### Directions:
In the records below, replace every "x-tick-label" with "x-axis-tick-label" and leave every other line unchanged. Don't include the pictures in your answer.
=== Records ===
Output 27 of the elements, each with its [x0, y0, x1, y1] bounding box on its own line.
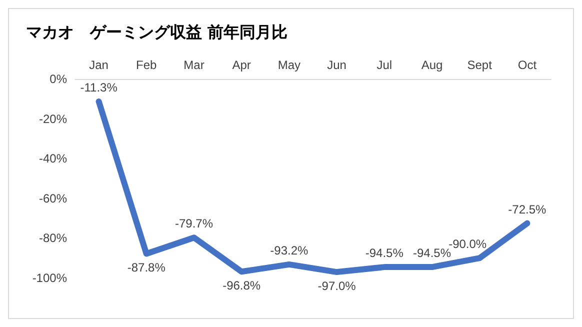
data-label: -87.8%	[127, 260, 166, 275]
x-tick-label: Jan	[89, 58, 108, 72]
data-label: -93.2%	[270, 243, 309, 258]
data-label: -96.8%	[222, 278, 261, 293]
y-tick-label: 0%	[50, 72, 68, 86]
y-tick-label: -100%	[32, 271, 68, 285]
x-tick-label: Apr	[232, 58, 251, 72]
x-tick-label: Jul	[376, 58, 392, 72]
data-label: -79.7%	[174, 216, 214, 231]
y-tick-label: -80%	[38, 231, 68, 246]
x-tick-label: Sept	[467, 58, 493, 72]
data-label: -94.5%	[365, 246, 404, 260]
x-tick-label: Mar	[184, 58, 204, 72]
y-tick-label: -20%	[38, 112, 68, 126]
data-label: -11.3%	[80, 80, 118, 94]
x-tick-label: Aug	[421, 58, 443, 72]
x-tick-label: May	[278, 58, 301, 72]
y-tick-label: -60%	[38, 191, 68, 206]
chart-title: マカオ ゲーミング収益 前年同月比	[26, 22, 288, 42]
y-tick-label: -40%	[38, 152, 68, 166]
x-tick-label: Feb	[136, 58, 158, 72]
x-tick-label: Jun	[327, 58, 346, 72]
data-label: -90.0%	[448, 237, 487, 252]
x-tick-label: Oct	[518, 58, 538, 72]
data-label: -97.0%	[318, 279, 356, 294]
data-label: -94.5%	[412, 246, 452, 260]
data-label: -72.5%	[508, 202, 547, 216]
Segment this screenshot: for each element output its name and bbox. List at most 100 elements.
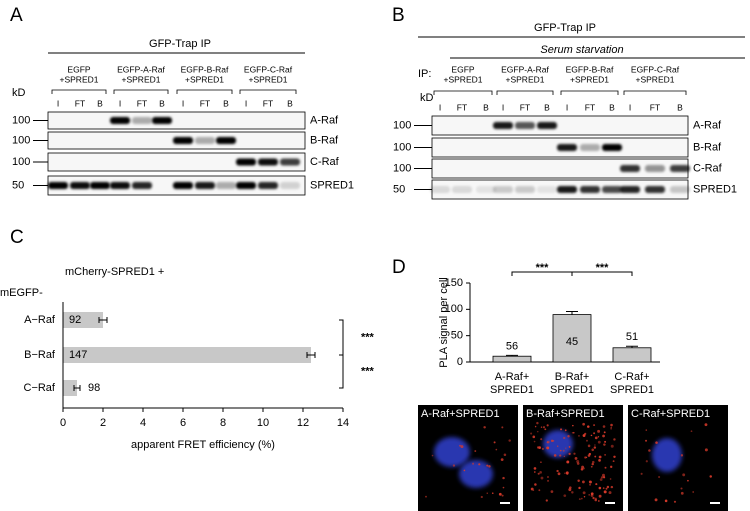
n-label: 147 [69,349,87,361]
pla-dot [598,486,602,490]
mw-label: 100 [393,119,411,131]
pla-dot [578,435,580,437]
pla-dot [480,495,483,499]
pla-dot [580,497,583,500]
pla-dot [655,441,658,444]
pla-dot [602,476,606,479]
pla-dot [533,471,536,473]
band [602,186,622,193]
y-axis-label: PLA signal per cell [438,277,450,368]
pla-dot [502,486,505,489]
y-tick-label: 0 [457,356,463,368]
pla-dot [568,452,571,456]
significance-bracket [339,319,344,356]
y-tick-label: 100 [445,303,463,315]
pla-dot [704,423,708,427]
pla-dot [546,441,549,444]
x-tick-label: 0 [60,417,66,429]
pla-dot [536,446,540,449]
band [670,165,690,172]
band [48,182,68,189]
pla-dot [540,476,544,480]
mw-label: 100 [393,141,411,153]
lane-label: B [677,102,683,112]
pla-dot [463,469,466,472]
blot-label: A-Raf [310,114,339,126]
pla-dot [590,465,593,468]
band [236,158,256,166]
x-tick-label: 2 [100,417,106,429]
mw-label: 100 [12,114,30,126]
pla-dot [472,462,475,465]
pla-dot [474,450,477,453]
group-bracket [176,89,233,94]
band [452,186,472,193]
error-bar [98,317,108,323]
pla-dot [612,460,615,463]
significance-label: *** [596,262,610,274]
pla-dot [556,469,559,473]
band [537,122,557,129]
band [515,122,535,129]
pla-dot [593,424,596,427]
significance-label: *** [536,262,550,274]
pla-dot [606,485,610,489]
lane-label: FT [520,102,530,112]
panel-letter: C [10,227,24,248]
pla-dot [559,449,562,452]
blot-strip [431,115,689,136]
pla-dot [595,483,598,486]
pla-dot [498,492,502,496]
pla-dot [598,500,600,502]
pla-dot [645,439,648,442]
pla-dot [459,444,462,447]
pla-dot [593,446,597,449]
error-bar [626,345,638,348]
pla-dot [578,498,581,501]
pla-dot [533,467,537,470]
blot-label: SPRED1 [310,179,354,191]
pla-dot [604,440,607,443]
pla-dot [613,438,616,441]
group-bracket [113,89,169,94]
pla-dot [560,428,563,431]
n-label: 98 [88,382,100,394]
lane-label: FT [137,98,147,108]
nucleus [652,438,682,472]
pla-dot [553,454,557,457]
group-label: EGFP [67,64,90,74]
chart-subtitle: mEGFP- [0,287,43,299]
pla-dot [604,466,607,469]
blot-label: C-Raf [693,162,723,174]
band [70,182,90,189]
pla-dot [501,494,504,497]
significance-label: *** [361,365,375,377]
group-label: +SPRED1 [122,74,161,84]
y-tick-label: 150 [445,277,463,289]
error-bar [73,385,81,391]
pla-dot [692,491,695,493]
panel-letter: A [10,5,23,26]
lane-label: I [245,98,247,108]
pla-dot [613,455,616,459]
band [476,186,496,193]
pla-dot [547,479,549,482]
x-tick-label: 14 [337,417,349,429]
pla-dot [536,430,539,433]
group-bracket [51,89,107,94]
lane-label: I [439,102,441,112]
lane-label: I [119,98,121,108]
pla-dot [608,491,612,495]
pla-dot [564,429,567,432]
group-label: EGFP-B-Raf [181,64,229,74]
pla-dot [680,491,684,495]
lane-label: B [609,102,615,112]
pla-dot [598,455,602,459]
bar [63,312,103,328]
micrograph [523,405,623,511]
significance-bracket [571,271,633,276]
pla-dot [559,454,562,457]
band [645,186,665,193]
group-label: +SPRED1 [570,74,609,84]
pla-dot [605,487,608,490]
===
### Correct output:
Output 27 of the elements, each with its [x0, y0, x1, y1] bounding box on its own line.
data-label: -87.8%	[127, 260, 166, 275]
x-axis-tick-label: Jan	[89, 58, 108, 72]
data-label: -93.2%	[270, 243, 309, 258]
data-label: -96.8%	[222, 278, 261, 293]
y-tick-label: 0%	[50, 72, 68, 86]
y-tick-label: -100%	[32, 271, 68, 285]
x-axis-tick-label: Apr	[232, 58, 251, 72]
x-axis-tick-label: Jul	[376, 58, 392, 72]
data-label: -79.7%	[174, 216, 214, 231]
y-tick-label: -80%	[38, 231, 68, 246]
x-axis-tick-label: Sept	[467, 58, 493, 72]
data-label: -94.5%	[365, 246, 404, 260]
x-axis-tick-label: Mar	[184, 58, 204, 72]
y-tick-label: -20%	[38, 112, 68, 126]
data-label: -11.3%	[80, 80, 118, 94]
x-axis-tick-label: Aug	[421, 58, 443, 72]
x-axis-tick-label: May	[278, 58, 301, 72]
y-tick-label: -60%	[38, 191, 68, 206]
chart-title: マカオ ゲーミング収益 前年同月比	[26, 22, 288, 42]
y-tick-label: -40%	[38, 152, 68, 166]
x-axis-tick-label: Feb	[136, 58, 158, 72]
x-axis-tick-label: Jun	[327, 58, 346, 72]
data-label: -90.0%	[448, 237, 487, 252]
x-axis-tick-label: Oct	[518, 58, 538, 72]
data-label: -97.0%	[318, 279, 356, 294]
data-label: -94.5%	[412, 246, 452, 260]
data-label: -72.5%	[508, 202, 547, 216]
Segment this screenshot: for each element output its name and bbox. List at most 100 elements.
n-label: 147 [69,349,87,361]
pla-dot [598,486,602,490]
mw-label: 100 [393,119,411,131]
pla-dot [578,435,580,437]
pla-dot [480,495,483,499]
pla-dot [580,497,583,500]
pla-dot [655,441,658,444]
pla-dot [602,476,606,479]
pla-dot [533,471,536,473]
band [602,186,622,193]
y-axis-label: PLA signal per cell [438,277,450,368]
pla-dot [502,486,505,489]
y-tick-label: 0 [457,356,463,368]
pla-dot [568,452,571,456]
significance-bracket [339,319,344,356]
y-tick-label: 100 [445,303,463,315]
pla-dot [704,423,708,427]
pla-dot [546,441,549,444]
x-axis-tick-label: 0 [60,417,66,429]
pla-dot [536,446,540,449]
band [670,165,690,172]
band [48,182,68,189]
pla-dot [540,476,544,480]
mw-label: 100 [393,141,411,153]
lane-label: B [677,102,683,112]
pla-dot [463,469,466,472]
blot-label: A-Raf [310,114,339,126]
pla-dot [590,465,593,468]
band [236,158,256,166]
x-axis-tick-label: 2 [100,417,106,429]
mw-label: 100 [12,114,30,126]
pla-dot [472,462,475,465]
pla-dot [474,450,477,453]
group-bracket [176,89,233,94]
band [452,186,472,193]
error-bar [98,317,108,323]
pla-dot [612,460,615,463]
significance-label: *** [596,262,610,274]
pla-dot [556,469,559,473]
band [537,122,557,129]
band [515,122,535,129]
pla-dot [593,424,596,427]
significance-label: *** [536,262,550,274]
pla-dot [606,485,610,489]
lane-label: FT [520,102,530,112]
panel-letter: C [10,227,24,248]
pla-dot [559,449,562,452]
blot-strip [431,115,689,136]
pla-dot [595,483,598,486]
pla-dot [498,492,502,496]
pla-dot [598,500,600,502]
pla-dot [645,439,648,442]
pla-dot [459,444,462,447]
pla-dot [593,446,597,449]
error-bar [626,345,638,348]
pla-dot [578,498,581,501]
pla-dot [533,467,537,470]
blot-label: SPRED1 [310,179,354,191]
pla-dot [604,440,607,443]
pla-dot [613,438,616,441]
group-bracket [113,89,169,94]
pla-dot [560,428,563,431]
n-label: 98 [88,382,100,394]
lane-label: FT [137,98,147,108]
nucleus [652,438,682,472]
pla-dot [553,454,557,457]
group-label: EGFP [67,64,90,74]
chart-subtitle: mEGFP- [0,287,43,299]
pla-dot [604,466,607,469]
blot-label: C-Raf [693,162,723,174]
band [70,182,90,189]
pla-dot [501,494,504,497]
significance-label: *** [361,365,375,377]
group-label: +SPRED1 [122,74,161,84]
y-tick-label: 150 [445,277,463,289]
error-bar [73,385,81,391]
pla-dot [692,491,695,493]
panel-letter: A [10,5,23,26]
lane-label: I [245,98,247,108]
pla-dot [613,455,616,459]
band [476,186,496,193]
pla-dot [547,479,549,482]
x-axis-tick-label: 14 [337,417,349,429]
pla-dot [536,430,539,433]
group-bracket [51,89,107,94]
lane-label: I [439,102,441,112]
lane-label: I [119,98,121,108]
pla-dot [608,491,612,495]
pla-dot [564,429,567,432]
group-label: EGFP-B-Raf [181,64,229,74]
pla-dot [680,491,684,495]
lane-label: B [609,102,615,112]
pla-dot [598,455,602,459]
bar [63,312,103,328]
micrograph [523,405,623,511]
significance-bracket [571,271,633,276]
pla-dot [559,454,562,457]
band [645,186,665,193]
group-label: +SPRED1 [570,74,609,84]
pla-dot [605,487,608,490]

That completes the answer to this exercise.